**Dataset extract**
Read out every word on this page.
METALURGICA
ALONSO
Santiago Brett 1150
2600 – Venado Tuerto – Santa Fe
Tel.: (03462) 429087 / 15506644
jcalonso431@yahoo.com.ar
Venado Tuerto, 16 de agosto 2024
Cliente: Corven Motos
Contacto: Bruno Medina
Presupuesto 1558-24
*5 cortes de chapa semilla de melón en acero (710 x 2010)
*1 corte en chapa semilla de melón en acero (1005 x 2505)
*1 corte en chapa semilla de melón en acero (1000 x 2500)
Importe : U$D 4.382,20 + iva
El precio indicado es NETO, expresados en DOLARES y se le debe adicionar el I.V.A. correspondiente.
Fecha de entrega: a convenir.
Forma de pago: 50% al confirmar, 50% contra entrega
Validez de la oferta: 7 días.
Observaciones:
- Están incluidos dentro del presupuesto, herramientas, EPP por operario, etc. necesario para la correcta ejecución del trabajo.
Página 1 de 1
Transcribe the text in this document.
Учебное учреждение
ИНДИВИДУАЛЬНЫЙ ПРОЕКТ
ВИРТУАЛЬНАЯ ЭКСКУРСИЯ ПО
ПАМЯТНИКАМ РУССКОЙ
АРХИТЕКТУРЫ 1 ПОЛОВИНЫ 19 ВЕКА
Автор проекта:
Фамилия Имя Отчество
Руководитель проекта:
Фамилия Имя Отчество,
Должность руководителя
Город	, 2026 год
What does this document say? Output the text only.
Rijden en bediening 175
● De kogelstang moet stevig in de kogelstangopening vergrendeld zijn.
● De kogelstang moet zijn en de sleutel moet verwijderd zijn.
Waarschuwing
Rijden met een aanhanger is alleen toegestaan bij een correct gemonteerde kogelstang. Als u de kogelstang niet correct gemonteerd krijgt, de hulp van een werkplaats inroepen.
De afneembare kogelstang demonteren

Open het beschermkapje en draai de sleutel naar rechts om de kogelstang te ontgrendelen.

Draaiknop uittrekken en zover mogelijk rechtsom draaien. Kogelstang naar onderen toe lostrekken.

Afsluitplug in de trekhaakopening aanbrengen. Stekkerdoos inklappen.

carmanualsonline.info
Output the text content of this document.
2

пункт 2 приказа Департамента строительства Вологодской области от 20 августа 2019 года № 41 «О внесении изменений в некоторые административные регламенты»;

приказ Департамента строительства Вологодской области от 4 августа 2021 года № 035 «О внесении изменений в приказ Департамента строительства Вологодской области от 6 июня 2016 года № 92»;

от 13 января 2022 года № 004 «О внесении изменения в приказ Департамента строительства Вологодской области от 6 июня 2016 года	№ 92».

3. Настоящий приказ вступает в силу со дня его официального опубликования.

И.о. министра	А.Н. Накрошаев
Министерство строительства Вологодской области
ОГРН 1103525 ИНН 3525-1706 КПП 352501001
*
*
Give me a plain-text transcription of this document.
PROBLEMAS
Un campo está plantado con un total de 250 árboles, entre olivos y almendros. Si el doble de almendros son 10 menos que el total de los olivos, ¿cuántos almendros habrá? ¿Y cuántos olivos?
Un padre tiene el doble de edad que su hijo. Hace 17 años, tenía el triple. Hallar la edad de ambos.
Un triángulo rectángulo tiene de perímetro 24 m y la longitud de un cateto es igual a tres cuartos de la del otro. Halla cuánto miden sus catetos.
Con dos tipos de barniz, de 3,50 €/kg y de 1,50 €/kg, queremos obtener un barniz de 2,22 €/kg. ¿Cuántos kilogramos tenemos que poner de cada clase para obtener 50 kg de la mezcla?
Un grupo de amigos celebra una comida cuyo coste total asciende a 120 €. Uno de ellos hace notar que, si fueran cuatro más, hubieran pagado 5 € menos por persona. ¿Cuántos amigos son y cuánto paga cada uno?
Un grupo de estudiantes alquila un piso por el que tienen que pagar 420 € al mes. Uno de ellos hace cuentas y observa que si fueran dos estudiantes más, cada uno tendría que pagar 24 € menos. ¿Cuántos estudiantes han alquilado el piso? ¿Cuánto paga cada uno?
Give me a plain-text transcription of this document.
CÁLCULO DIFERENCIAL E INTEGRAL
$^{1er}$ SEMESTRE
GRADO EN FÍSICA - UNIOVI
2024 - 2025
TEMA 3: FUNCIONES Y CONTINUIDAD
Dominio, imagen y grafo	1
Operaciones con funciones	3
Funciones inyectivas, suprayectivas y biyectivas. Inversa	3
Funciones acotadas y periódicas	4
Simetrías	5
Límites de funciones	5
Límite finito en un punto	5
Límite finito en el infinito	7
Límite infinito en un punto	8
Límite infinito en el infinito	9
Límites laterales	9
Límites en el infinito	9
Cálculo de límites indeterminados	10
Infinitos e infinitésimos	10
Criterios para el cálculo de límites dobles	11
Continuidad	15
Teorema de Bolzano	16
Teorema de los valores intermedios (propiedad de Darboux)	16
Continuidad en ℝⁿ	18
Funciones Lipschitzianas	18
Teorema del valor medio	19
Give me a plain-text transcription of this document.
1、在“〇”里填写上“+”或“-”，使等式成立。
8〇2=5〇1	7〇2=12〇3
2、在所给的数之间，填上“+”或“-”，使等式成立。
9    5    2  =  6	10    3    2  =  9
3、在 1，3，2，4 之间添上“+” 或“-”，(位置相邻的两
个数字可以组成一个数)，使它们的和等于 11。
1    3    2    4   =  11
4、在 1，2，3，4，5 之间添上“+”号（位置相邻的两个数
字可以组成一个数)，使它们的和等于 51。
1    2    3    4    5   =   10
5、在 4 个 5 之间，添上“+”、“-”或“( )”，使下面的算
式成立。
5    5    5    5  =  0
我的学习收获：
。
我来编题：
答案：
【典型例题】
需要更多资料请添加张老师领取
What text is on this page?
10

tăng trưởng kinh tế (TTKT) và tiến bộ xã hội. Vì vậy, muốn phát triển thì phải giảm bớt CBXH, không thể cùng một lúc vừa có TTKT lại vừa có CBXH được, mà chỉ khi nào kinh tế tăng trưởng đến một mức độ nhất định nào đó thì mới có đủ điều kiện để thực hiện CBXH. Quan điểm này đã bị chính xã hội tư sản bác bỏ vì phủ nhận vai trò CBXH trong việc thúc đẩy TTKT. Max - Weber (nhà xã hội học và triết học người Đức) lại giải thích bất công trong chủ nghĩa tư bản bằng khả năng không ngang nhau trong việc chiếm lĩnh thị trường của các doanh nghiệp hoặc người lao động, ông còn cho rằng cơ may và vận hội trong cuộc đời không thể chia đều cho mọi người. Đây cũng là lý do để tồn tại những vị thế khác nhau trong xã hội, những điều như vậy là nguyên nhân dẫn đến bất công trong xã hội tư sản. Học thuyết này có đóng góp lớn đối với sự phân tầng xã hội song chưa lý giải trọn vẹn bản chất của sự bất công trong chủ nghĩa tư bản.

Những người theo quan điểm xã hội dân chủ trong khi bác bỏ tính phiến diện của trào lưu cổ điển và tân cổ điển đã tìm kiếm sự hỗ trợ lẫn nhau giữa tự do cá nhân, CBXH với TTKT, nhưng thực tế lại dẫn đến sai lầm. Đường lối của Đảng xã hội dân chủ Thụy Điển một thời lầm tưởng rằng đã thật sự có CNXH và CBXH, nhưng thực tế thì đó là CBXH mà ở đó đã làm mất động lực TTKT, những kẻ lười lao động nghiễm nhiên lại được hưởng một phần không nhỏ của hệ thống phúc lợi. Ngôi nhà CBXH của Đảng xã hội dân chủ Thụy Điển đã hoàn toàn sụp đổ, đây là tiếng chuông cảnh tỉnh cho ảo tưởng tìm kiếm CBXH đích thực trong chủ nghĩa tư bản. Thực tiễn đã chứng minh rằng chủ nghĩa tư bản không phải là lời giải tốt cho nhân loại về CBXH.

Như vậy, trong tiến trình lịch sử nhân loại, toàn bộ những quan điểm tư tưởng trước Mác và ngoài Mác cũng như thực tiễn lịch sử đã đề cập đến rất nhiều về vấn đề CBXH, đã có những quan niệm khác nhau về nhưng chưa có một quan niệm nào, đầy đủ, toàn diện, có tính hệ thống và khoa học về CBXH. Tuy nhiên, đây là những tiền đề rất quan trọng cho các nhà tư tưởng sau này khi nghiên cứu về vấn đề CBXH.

**Problem to work on**
Find all lines with "fueran" in them and copy each one.

**Output of the exercise**
Un grupo de amigos celebra una comida cuyo coste total asciende a 120 €. Uno de ellos hace notar que, si fueran cuatro más, hubieran pagado 5 € menos por persona. ¿Cuántos amigos son y cuánto paga cada uno?
Un grupo de estudiantes alquila un piso por el que tienen que pagar 420 € al mes. Uno de ellos hace cuentas y observa que si fueran dos estudiantes más, cada uno tendría que pagar 24 € menos. ¿Cuántos estudiantes han alquilado el piso? ¿Cuánto paga cada uno?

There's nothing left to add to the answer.